**What you are asked to do:**
Go through the data below. List every line that holds the word "Madeira".
-- Stored rows start --
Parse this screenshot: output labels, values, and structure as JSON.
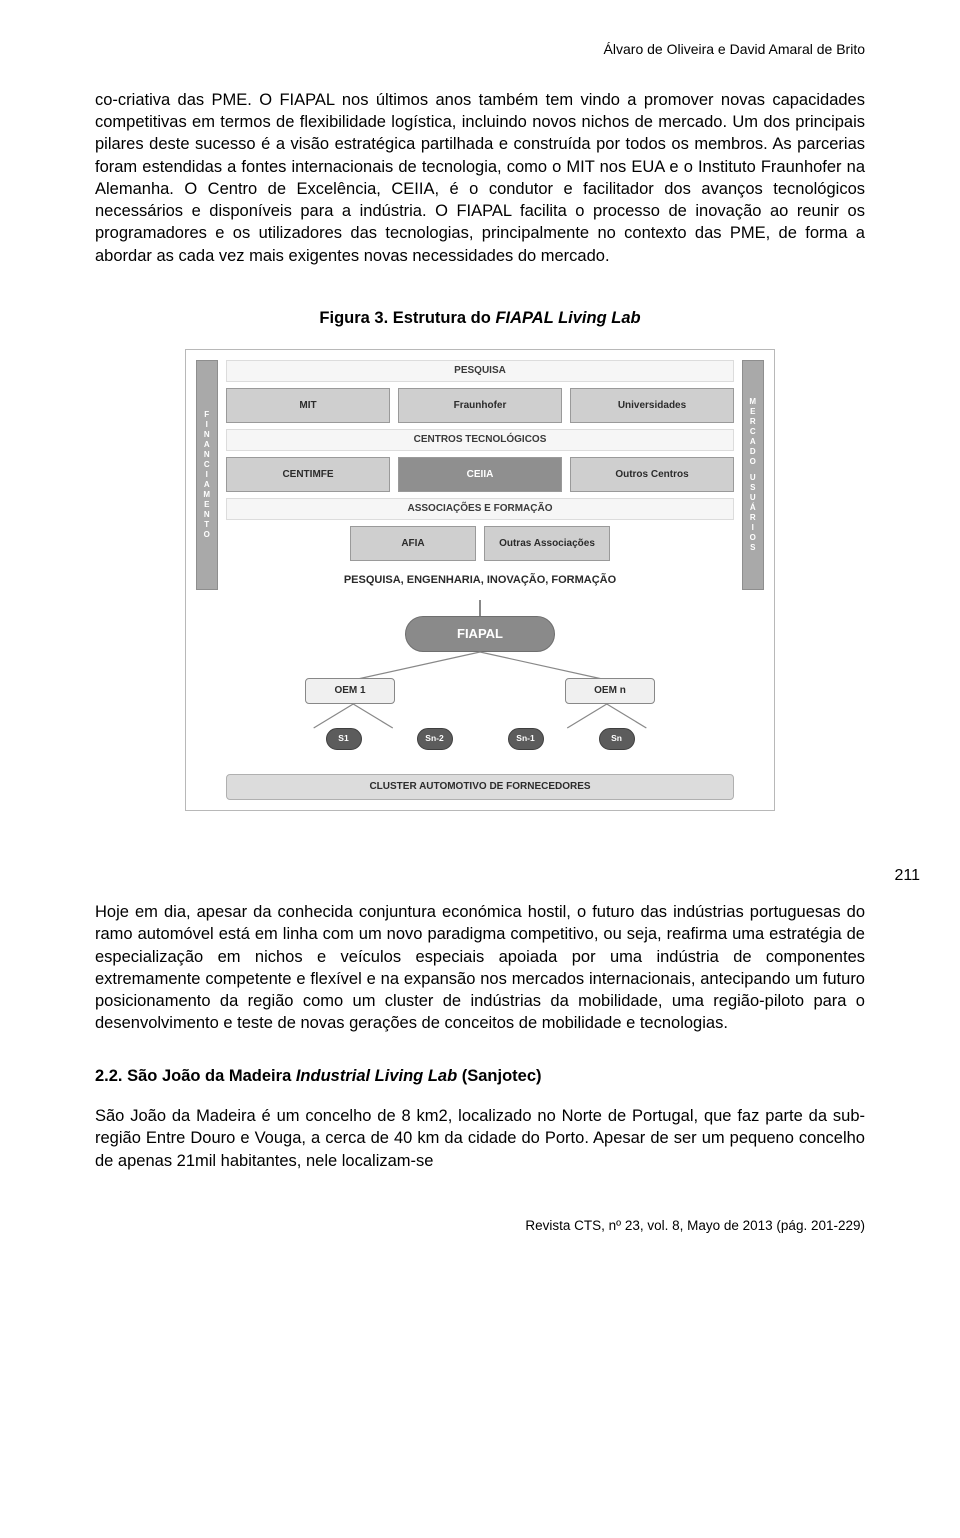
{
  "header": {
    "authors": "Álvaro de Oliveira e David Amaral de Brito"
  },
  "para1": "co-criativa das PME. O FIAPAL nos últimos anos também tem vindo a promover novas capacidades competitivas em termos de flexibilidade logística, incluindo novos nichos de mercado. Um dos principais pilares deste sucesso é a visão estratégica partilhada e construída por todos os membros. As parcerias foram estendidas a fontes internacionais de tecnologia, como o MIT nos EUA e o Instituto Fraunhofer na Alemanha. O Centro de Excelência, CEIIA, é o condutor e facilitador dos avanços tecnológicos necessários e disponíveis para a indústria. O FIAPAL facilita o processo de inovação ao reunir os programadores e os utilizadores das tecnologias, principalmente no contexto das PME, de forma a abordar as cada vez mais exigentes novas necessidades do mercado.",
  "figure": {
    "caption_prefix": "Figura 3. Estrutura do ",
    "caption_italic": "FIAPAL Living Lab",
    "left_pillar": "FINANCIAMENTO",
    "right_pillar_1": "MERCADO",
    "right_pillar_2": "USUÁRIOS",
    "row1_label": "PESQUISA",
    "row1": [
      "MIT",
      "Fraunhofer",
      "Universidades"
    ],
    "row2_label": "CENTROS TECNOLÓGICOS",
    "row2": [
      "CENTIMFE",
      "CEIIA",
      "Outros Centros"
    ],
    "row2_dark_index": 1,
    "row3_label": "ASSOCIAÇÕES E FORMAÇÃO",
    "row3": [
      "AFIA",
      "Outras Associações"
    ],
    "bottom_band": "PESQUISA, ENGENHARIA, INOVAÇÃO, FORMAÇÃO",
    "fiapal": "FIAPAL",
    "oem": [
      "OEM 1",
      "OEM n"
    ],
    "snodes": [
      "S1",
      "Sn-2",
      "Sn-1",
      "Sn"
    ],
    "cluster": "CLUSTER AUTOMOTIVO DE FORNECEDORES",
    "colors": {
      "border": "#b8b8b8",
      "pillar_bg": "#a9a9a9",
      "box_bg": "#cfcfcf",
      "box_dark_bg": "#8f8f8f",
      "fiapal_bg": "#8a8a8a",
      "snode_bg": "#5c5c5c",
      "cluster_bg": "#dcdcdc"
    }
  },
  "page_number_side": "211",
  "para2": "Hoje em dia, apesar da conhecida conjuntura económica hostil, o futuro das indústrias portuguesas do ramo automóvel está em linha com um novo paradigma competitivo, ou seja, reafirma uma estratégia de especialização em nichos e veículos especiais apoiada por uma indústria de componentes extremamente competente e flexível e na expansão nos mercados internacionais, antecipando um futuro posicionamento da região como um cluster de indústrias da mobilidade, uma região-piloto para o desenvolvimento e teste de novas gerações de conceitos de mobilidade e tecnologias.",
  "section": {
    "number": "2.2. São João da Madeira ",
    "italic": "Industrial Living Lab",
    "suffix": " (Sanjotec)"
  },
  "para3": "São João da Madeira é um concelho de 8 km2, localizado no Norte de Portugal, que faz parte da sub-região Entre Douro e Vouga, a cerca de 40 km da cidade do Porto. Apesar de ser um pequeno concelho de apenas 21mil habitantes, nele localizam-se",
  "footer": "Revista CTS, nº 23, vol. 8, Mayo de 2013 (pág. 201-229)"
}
-- Stored rows end --
-- Stored rows start --
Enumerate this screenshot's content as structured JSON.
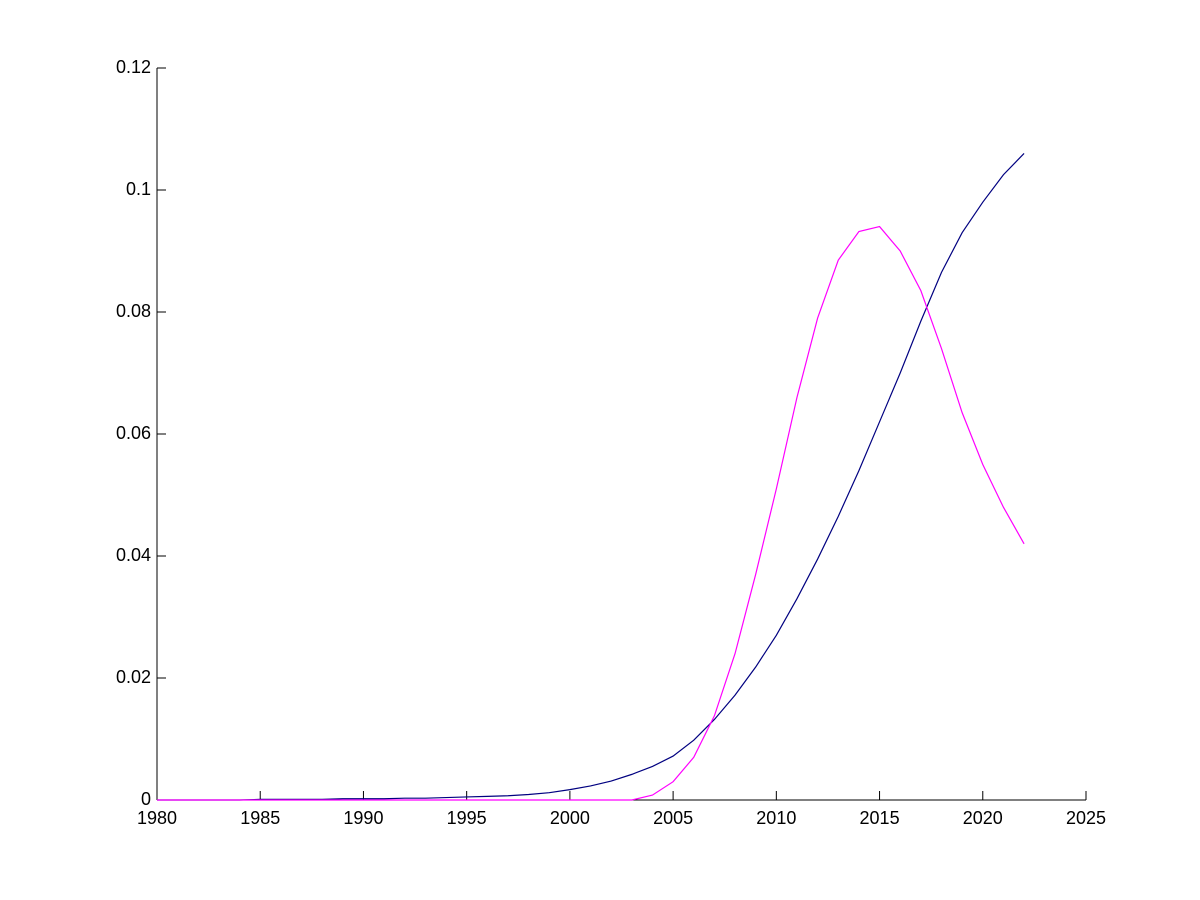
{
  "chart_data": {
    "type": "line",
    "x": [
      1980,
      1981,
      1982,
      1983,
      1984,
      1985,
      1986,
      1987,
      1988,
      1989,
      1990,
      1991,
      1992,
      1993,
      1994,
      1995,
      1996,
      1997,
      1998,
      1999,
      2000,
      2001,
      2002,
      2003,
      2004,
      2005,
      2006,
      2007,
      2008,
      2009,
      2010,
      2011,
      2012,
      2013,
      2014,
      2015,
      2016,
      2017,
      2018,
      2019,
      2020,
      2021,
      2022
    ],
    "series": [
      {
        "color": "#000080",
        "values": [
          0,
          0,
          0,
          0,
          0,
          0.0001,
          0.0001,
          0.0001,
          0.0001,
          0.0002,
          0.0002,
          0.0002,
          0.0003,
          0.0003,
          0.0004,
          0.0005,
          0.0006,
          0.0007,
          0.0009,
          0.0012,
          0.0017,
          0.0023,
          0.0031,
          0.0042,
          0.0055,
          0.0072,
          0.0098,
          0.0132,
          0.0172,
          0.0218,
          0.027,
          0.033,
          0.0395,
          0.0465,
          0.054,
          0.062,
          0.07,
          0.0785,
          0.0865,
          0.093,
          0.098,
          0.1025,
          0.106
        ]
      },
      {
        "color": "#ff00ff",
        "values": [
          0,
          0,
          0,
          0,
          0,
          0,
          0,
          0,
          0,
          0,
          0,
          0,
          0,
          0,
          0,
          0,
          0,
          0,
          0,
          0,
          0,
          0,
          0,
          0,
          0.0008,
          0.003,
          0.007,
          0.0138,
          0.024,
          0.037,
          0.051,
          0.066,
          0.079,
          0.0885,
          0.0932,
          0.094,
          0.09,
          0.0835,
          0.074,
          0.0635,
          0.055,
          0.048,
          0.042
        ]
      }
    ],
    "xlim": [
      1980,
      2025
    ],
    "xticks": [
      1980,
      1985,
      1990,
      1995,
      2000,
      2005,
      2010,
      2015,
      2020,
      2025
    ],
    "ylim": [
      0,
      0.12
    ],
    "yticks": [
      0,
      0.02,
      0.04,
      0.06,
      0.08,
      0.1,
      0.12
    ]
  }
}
-- Stored rows end --
**Exercise answer:**
    "number": "2.2. São João da Madeira ",
  "para3": "São João da Madeira é um concelho de 8 km2, localizado no Norte de Portugal, que faz parte da sub-região Entre Douro e Vouga, a cerca de 40 km da cidade do Porto. Apesar de ser um pequeno concelho de apenas 21mil habitantes, nele localizam-se",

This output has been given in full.